DATA PROVIDED →

────────

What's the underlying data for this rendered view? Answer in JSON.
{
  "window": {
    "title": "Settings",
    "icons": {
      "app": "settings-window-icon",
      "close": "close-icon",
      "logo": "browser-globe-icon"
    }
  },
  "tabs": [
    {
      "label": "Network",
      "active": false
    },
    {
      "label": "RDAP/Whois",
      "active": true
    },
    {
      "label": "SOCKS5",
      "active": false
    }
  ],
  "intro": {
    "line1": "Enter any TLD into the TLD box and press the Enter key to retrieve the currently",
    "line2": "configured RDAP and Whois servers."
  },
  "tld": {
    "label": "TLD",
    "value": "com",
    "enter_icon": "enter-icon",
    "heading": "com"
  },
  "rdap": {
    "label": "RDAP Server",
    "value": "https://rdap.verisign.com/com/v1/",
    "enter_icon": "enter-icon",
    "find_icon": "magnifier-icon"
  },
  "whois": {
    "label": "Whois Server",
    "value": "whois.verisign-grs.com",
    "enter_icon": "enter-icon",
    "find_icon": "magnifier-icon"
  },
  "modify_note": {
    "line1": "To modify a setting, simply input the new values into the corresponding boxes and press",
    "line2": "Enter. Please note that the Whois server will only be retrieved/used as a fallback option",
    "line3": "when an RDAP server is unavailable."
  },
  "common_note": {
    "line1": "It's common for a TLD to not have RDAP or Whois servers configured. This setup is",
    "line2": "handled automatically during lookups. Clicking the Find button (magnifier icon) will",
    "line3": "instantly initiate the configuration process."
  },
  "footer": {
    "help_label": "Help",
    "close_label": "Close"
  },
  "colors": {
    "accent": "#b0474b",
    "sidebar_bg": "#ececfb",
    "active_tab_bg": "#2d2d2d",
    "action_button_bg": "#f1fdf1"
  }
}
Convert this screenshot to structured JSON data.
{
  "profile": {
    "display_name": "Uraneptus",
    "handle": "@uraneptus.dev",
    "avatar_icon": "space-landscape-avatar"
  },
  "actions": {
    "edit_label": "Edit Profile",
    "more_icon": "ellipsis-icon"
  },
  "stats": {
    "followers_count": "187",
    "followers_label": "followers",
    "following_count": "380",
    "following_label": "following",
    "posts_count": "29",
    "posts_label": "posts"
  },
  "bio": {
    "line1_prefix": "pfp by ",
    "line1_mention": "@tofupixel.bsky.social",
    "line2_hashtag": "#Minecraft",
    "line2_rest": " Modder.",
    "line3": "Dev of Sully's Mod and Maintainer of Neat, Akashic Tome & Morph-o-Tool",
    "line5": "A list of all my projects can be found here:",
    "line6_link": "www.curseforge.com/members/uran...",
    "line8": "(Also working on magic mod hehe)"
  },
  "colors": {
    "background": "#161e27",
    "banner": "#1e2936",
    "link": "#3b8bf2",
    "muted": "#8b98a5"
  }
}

────────

WHAT YOU ARE ASKED TO DO →
For this exercise, gather every line of the data that contains the word "JSON".

ANSWER IN FULL →
What's the underlying data for this rendered view? Answer in JSON.
Convert this screenshot to structured JSON data.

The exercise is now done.